● Supplied records
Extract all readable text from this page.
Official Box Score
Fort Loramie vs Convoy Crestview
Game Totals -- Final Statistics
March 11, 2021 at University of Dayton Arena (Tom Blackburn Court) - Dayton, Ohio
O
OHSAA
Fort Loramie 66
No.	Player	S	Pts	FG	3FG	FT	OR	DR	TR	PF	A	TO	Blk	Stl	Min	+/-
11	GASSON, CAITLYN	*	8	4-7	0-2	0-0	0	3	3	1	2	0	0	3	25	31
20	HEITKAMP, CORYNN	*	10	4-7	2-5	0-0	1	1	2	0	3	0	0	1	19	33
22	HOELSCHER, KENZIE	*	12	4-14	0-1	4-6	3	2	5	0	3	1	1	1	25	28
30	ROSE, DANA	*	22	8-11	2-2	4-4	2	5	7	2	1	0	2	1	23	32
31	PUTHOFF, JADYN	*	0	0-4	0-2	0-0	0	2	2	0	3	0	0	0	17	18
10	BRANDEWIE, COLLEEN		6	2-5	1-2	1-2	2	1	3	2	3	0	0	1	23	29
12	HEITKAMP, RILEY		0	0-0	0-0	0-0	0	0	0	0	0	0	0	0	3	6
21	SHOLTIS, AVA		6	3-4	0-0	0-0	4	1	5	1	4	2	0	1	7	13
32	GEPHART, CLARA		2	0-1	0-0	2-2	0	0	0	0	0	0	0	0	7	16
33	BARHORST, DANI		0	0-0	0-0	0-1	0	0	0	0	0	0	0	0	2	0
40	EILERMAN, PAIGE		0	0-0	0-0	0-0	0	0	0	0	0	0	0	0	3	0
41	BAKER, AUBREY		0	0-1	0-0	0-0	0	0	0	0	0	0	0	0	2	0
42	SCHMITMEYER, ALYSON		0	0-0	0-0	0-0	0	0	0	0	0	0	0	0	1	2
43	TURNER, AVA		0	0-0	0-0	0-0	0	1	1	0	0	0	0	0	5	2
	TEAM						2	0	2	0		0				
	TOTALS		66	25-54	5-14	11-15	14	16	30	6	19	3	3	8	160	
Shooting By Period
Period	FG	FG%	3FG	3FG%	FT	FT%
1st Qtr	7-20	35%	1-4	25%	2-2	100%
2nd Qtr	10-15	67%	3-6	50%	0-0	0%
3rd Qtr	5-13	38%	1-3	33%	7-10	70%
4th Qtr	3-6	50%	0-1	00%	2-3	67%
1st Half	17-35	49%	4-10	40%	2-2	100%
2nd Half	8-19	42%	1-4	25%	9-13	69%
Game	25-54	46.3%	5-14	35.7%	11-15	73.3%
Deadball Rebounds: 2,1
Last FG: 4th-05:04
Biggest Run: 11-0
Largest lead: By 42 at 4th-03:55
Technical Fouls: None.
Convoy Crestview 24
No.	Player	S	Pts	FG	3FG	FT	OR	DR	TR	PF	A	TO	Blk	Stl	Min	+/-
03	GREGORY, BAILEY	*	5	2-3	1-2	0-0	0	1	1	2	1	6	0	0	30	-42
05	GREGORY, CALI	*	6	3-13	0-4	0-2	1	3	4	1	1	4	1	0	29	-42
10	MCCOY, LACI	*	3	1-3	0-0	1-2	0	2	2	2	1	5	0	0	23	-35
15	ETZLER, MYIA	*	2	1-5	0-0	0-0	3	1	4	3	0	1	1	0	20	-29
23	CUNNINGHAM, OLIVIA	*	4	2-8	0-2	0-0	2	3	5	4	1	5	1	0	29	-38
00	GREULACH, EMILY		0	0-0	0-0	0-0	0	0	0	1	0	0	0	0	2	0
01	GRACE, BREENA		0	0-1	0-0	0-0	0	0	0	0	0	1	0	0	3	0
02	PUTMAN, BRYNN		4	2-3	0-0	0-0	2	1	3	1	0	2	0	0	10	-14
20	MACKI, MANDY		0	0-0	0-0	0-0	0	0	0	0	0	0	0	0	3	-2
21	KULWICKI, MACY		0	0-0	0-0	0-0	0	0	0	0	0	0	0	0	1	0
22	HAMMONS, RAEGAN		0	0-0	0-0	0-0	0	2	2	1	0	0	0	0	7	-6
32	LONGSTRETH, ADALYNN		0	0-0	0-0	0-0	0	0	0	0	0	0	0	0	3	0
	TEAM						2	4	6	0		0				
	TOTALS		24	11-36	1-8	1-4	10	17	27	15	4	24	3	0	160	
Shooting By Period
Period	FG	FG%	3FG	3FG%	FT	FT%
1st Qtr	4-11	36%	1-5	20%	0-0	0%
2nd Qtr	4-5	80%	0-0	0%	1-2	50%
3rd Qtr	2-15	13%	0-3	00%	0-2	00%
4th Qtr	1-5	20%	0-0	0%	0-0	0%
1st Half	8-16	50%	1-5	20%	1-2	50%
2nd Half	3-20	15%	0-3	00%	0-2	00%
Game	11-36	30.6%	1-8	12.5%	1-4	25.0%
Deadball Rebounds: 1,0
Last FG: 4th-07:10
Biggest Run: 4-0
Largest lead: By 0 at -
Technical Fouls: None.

● Set exercise
In the listing, how many lines hold "Crestview"? Answer with a bare number.

● Task solution
2